Dataset records on visual material:
## Begin

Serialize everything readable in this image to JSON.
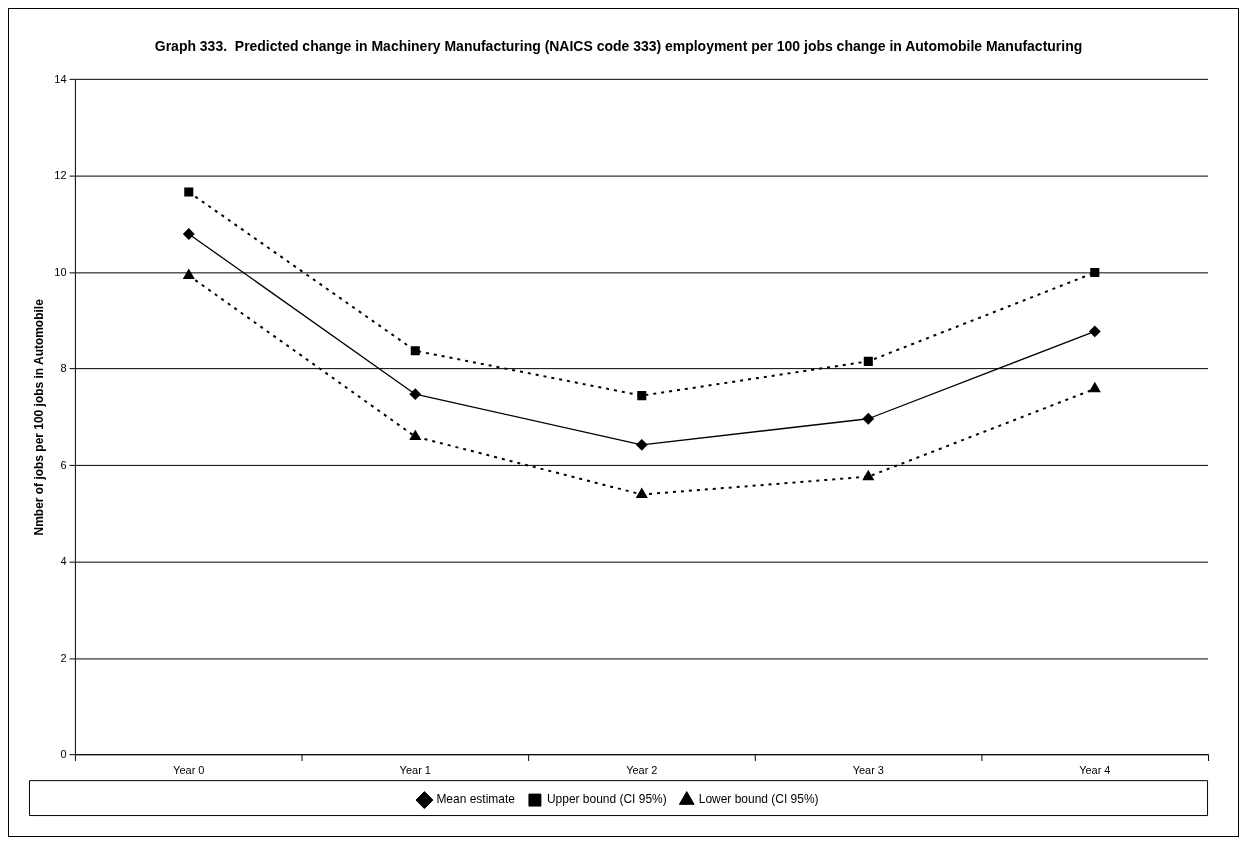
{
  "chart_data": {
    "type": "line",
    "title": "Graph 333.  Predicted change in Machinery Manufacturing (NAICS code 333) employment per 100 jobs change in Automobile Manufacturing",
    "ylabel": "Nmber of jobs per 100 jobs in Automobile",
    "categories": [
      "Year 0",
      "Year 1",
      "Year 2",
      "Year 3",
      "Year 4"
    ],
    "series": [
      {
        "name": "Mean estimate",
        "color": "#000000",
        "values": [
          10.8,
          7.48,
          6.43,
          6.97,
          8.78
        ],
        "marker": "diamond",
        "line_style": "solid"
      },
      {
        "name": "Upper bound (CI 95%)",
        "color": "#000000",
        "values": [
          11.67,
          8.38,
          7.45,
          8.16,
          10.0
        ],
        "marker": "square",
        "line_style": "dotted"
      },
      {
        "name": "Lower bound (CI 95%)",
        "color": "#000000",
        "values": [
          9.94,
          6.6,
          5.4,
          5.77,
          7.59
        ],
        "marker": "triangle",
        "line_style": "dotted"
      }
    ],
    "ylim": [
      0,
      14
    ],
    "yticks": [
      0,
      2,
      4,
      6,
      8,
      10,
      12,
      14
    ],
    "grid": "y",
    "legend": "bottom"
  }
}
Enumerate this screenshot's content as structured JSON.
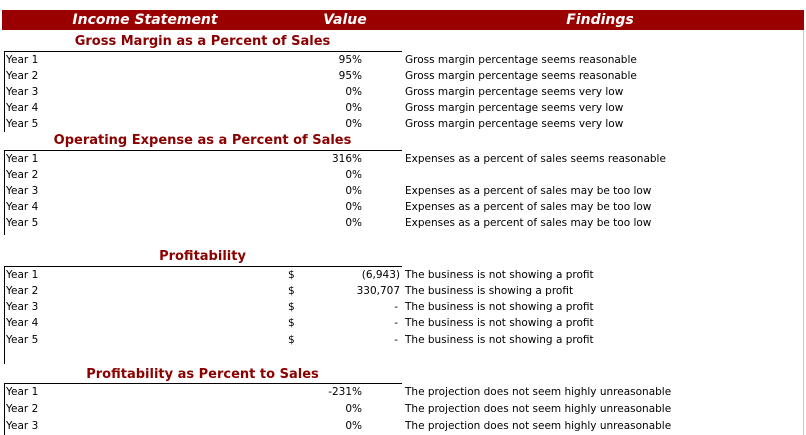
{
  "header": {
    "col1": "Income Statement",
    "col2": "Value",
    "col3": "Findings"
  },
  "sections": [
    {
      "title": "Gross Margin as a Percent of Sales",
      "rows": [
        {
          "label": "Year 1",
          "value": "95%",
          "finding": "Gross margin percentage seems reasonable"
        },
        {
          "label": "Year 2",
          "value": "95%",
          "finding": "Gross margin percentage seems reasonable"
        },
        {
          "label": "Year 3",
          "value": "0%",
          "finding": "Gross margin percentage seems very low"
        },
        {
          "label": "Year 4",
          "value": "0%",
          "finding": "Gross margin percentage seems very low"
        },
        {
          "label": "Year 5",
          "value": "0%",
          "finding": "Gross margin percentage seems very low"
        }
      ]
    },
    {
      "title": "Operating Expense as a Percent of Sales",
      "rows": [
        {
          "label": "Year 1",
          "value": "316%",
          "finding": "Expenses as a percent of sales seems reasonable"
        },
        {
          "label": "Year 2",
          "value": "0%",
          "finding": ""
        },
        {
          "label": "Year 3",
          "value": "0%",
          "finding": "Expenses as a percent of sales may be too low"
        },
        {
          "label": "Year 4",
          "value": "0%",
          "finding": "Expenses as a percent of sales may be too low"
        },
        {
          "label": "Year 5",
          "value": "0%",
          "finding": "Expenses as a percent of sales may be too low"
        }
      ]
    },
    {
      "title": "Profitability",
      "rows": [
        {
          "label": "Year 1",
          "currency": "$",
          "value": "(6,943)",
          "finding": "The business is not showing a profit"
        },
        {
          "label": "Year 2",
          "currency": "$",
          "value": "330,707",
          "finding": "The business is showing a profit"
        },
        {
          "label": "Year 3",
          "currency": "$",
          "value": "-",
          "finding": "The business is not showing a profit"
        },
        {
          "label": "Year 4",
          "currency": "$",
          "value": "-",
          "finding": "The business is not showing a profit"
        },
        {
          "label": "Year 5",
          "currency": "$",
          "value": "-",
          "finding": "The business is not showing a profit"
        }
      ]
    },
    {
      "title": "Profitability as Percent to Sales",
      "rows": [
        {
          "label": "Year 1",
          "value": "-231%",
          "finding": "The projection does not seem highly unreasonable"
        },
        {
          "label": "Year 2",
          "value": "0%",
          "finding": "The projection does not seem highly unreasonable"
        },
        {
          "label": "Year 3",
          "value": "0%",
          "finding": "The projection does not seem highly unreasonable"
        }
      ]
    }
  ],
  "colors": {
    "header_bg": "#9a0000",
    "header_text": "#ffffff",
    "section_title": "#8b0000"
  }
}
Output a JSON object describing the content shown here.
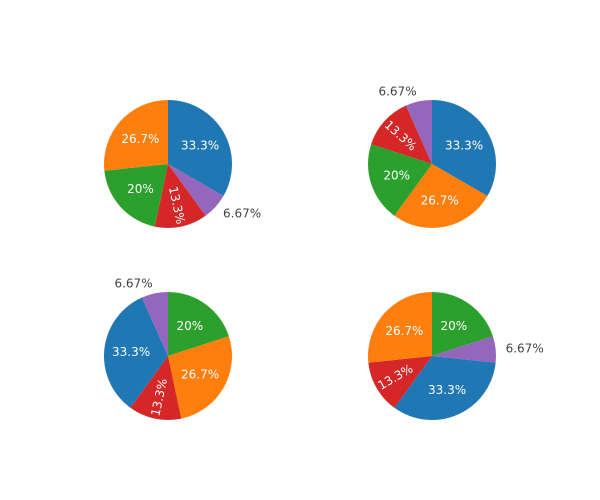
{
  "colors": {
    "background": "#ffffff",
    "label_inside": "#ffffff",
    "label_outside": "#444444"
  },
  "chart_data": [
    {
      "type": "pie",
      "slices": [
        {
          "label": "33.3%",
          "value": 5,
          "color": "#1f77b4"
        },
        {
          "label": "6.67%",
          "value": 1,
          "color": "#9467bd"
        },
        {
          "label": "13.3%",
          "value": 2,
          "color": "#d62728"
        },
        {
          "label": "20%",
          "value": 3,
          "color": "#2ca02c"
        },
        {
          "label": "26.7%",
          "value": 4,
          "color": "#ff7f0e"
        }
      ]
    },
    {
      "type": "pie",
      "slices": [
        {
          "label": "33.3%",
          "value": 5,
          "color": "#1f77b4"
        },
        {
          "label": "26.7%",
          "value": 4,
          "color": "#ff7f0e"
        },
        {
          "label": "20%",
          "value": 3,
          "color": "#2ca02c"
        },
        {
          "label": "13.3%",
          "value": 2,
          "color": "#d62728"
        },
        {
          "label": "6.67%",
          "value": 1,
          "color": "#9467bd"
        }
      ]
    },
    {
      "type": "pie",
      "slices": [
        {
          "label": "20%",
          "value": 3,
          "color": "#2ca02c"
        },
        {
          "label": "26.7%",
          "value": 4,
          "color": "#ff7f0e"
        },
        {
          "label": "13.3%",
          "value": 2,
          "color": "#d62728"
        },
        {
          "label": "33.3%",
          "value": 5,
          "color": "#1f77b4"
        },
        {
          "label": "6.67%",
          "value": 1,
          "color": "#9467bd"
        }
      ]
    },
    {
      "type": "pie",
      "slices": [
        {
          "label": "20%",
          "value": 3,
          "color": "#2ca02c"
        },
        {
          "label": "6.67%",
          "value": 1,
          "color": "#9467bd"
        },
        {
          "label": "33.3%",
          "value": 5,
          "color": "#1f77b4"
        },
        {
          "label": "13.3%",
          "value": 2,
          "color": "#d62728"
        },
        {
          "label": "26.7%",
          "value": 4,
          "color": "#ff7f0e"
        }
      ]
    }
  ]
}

## End

Exercise task:
Give all the entries again exactly, dropping each picture.

Complete output:
Serialize everything readable in this image to JSON.
{
  "chart_data": {
    "type": "line",
    "title": "Graph 333.  Predicted change in Machinery Manufacturing (NAICS code 333) employment per 100 jobs change in Automobile Manufacturing",
    "ylabel": "Nmber of jobs per 100 jobs in Automobile",
    "categories": [
      "Year 0",
      "Year 1",
      "Year 2",
      "Year 3",
      "Year 4"
    ],
    "series": [
      {
        "name": "Mean estimate",
        "color": "#000000",
        "values": [
          10.8,
          7.48,
          6.43,
          6.97,
          8.78
        ],
        "marker": "diamond",
        "line_style": "solid"
      },
      {
        "name": "Upper bound (CI 95%)",
        "color": "#000000",
        "values": [
          11.67,
          8.38,
          7.45,
          8.16,
          10.0
        ],
        "marker": "square",
        "line_style": "dotted"
      },
      {
        "name": "Lower bound (CI 95%)",
        "color": "#000000",
        "values": [
          9.94,
          6.6,
          5.4,
          5.77,
          7.59
        ],
        "marker": "triangle",
        "line_style": "dotted"
      }
    ],
    "ylim": [
      0,
      14
    ],
    "yticks": [
      0,
      2,
      4,
      6,
      8,
      10,
      12,
      14
    ],
    "grid": "y",
    "legend": "bottom"
  }
}
Enumerate this screenshot's content as structured JSON.
{
  "header": {
    "col1": "Income Statement",
    "col2": "Value",
    "col3": "Findings"
  },
  "sections": [
    {
      "title": "Gross Margin as a Percent of Sales",
      "rows": [
        {
          "label": "Year 1",
          "value": "95%",
          "finding": "Gross margin percentage seems reasonable"
        },
        {
          "label": "Year 2",
          "value": "95%",
          "finding": "Gross margin percentage seems reasonable"
        },
        {
          "label": "Year 3",
          "value": "0%",
          "finding": "Gross margin percentage seems very low"
        },
        {
          "label": "Year 4",
          "value": "0%",
          "finding": "Gross margin percentage seems very low"
        },
        {
          "label": "Year 5",
          "value": "0%",
          "finding": "Gross margin percentage seems very low"
        }
      ]
    },
    {
      "title": "Operating Expense as a Percent of Sales",
      "rows": [
        {
          "label": "Year 1",
          "value": "316%",
          "finding": "Expenses as a percent of sales seems reasonable"
        },
        {
          "label": "Year 2",
          "value": "0%",
          "finding": ""
        },
        {
          "label": "Year 3",
          "value": "0%",
          "finding": "Expenses as a percent of sales may be too low"
        },
        {
          "label": "Year 4",
          "value": "0%",
          "finding": "Expenses as a percent of sales may be too low"
        },
        {
          "label": "Year 5",
          "value": "0%",
          "finding": "Expenses as a percent of sales may be too low"
        }
      ]
    },
    {
      "title": "Profitability",
      "rows": [
        {
          "label": "Year 1",
          "currency": "$",
          "value": "(6,943)",
          "finding": "The business is not showing a profit"
        },
        {
          "label": "Year 2",
          "currency": "$",
          "value": "330,707",
          "finding": "The business is showing a profit"
        },
        {
          "label": "Year 3",
          "currency": "$",
          "value": "-",
          "finding": "The business is not showing a profit"
        },
        {
          "label": "Year 4",
          "currency": "$",
          "value": "-",
          "finding": "The business is not showing a profit"
        },
        {
          "label": "Year 5",
          "currency": "$",
          "value": "-",
          "finding": "The business is not showing a profit"
        }
      ]
    },
    {
      "title": "Profitability as Percent to Sales",
      "rows": [
        {
          "label": "Year 1",
          "value": "-231%",
          "finding": "The projection does not seem highly unreasonable"
        },
        {
          "label": "Year 2",
          "value": "0%",
          "finding": "The projection does not seem highly unreasonable"
        },
        {
          "label": "Year 3",
          "value": "0%",
          "finding": "The projection does not seem highly unreasonable"
        }
      ]
    }
  ],
  "colors": {
    "header_bg": "#9a0000",
    "header_text": "#ffffff",
    "section_title": "#8b0000"
  }
}
Output a JSON object describing the content shown here.
{
  "colors": {
    "background": "#ffffff",
    "label_inside": "#ffffff",
    "label_outside": "#444444"
  },
  "chart_data": [
    {
      "type": "pie",
      "slices": [
        {
          "label": "33.3%",
          "value": 5,
          "color": "#1f77b4"
        },
        {
          "label": "6.67%",
          "value": 1,
          "color": "#9467bd"
        },
        {
          "label": "13.3%",
          "value": 2,
          "color": "#d62728"
        },
        {
          "label": "20%",
          "value": 3,
          "color": "#2ca02c"
        },
        {
          "label": "26.7%",
          "value": 4,
          "color": "#ff7f0e"
        }
      ]
    },
    {
      "type": "pie",
      "slices": [
        {
          "label": "33.3%",
          "value": 5,
          "color": "#1f77b4"
        },
        {
          "label": "26.7%",
          "value": 4,
          "color": "#ff7f0e"
        },
        {
          "label": "20%",
          "value": 3,
          "color": "#2ca02c"
        },
        {
          "label": "13.3%",
          "value": 2,
          "color": "#d62728"
        },
        {
          "label": "6.67%",
          "value": 1,
          "color": "#9467bd"
        }
      ]
    },
    {
      "type": "pie",
      "slices": [
        {
          "label": "20%",
          "value": 3,
          "color": "#2ca02c"
        },
        {
          "label": "26.7%",
          "value": 4,
          "color": "#ff7f0e"
        },
        {
          "label": "13.3%",
          "value": 2,
          "color": "#d62728"
        },
        {
          "label": "33.3%",
          "value": 5,
          "color": "#1f77b4"
        },
        {
          "label": "6.67%",
          "value": 1,
          "color": "#9467bd"
        }
      ]
    },
    {
      "type": "pie",
      "slices": [
        {
          "label": "20%",
          "value": 3,
          "color": "#2ca02c"
        },
        {
          "label": "6.67%",
          "value": 1,
          "color": "#9467bd"
        },
        {
          "label": "33.3%",
          "value": 5,
          "color": "#1f77b4"
        },
        {
          "label": "13.3%",
          "value": 2,
          "color": "#d62728"
        },
        {
          "label": "26.7%",
          "value": 4,
          "color": "#ff7f0e"
        }
      ]
    }
  ]
}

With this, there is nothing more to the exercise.